Prompt:
Identify each line in the records below that contains the word "bocas", and copy it.

Input rows:
------------
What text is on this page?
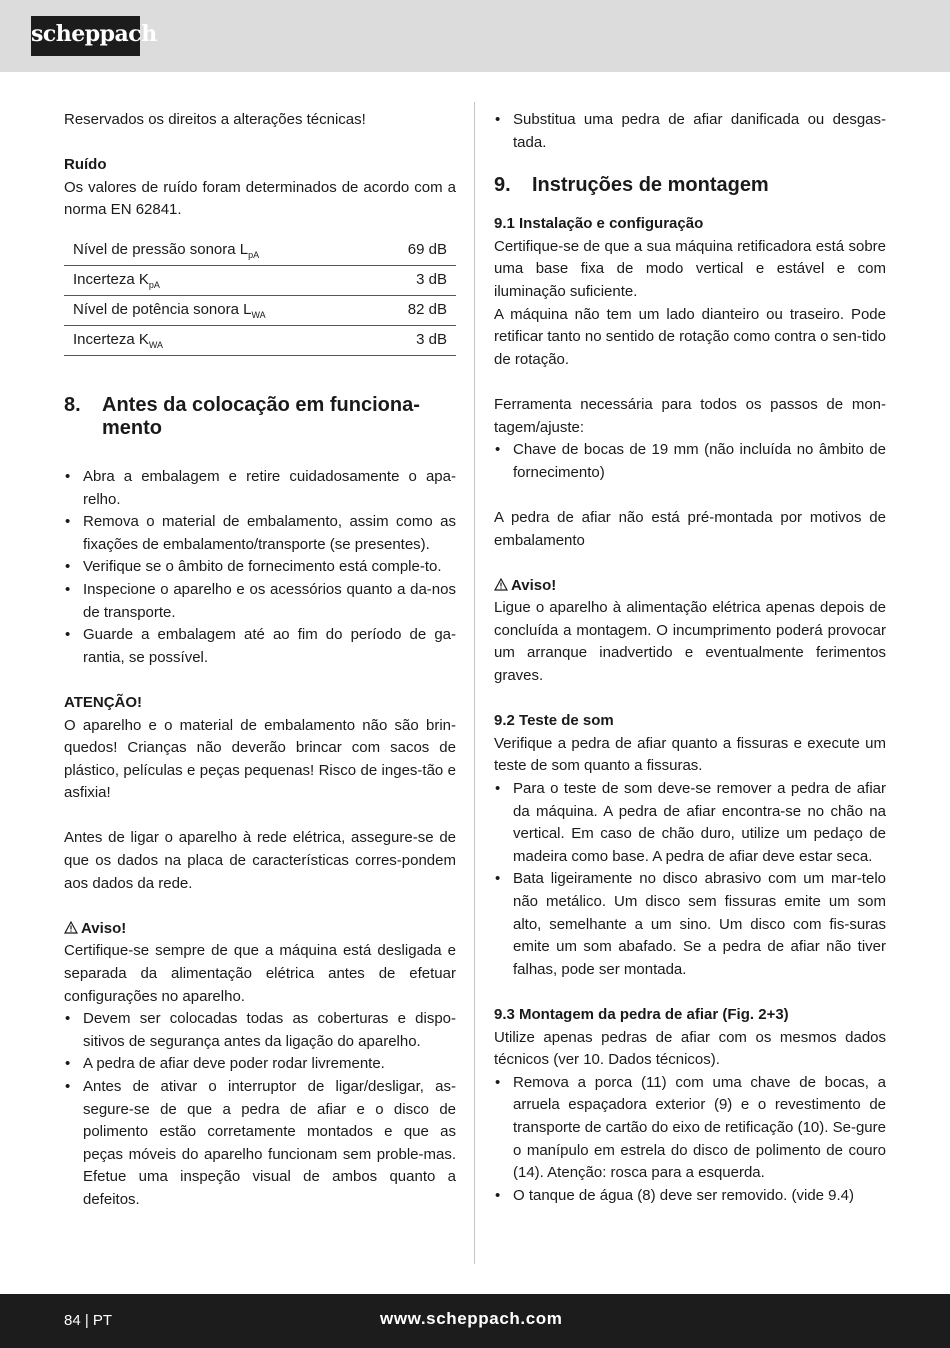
scheppach

Reservados os direitos a alterações técnicas!

Ruído

Os valores de ruído foram determinados de acordo com a norma EN 62841.

Nível de pressão sonora $L_{pA}$	69 dB
Incerteza $K_{pA}$	3 dB
Nível de potência sonora $L_{WA}$	82 dB
Incerteza $K_{WA}$	3 dB
8. Antes da colocação em funciona-mento
• Abra a embalagem e retire cuidadosamente o apa-relho.
• Remova o material de embalamento, assim como as fixações de embalamento/transporte (se presentes).
• Verifique se o âmbito de fornecimento está comple-to.
• Inspecione o aparelho e os acessórios quanto a da-nos de transporte.
• Guarde a embalagem até ao fim do período de ga-rantia, se possível.

ATENÇÃO!

O aparelho e o material de embalamento não são brin-quedos! Crianças não deverão brincar com sacos de plástico, películas e peças pequenas! Risco de inges-tão e asfixia!

Antes de ligar o aparelho à rede elétrica, assegure-se de que os dados na placa de características corres-pondem aos dados da rede.

Aviso!

Certifique-se sempre de que a máquina está desligada e separada da alimentação elétrica antes de efetuar configurações no aparelho.

• Devem ser colocadas todas as coberturas e dispo-sitivos de segurança antes da ligação do aparelho.
• A pedra de afiar deve poder rodar livremente.
• Antes de ativar o interruptor de ligar/desligar, as-segure-se de que a pedra de afiar e o disco de polimento estão corretamente montados e que as peças móveis do aparelho funcionam sem proble-mas. Efetue uma inspeção visual de ambos quanto a defeitos.
• Substitua uma pedra de afiar danificada ou desgas-tada.
9. Instruções de montagem

9.1 Instalação e configuração

Certifique-se de que a sua máquina retificadora está sobre uma base fixa de modo vertical e estável e com iluminação suficiente.

A máquina não tem um lado dianteiro ou traseiro. Pode retificar tanto no sentido de rotação como contra o sen-tido de rotação.

Ferramenta necessária para todos os passos de mon-tagem/ajuste:

• Chave de bocas de 19 mm (não incluída no âmbito de fornecimento)

A pedra de afiar não está pré-montada por motivos de embalamento

Aviso!

Ligue o aparelho à alimentação elétrica apenas depois de concluída a montagem. O incumprimento poderá provocar um arranque inadvertido e eventualmente ferimentos graves.

9.2 Teste de som

Verifique a pedra de afiar quanto a fissuras e execute um teste de som quanto a fissuras.

• Para o teste de som deve-se remover a pedra de afiar da máquina. A pedra de afiar encontra-se no chão na vertical. Em caso de chão duro, utilize um pedaço de madeira como base. A pedra de afiar deve estar seca.
• Bata ligeiramente no disco abrasivo com um mar-telo não metálico. Um disco sem fissuras emite um som alto, semelhante a um sino. Um disco com fis-suras emite um som abafado. Se a pedra de afiar não tiver falhas, pode ser montada.

9.3 Montagem da pedra de afiar (Fig. 2+3)

Utilize apenas pedras de afiar com os mesmos dados técnicos (ver 10. Dados técnicos).

• Remova a porca (11) com uma chave de bocas, a arruela espaçadora exterior (9) e o revestimento de transporte de cartão do eixo de retificação (10). Se-gure o manípulo em estrela do disco de polimento de couro (14). Atenção: rosca para a esquerda.
• O tanque de água (8) deve ser removido. (vide 9.4)
84 | PT	www.scheppach.com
------------
Written solution:
• Chave de bocas de 19 mm (não incluída no âmbito de fornecimento)
• Remova a porca (11) com uma chave de bocas, a arruela espaçadora exterior (9) e o revestimento de transporte de cartão do eixo de retificação (10). Se-gure o manípulo em estrela do disco de polimento de couro (14). Atenção: rosca para a esquerda.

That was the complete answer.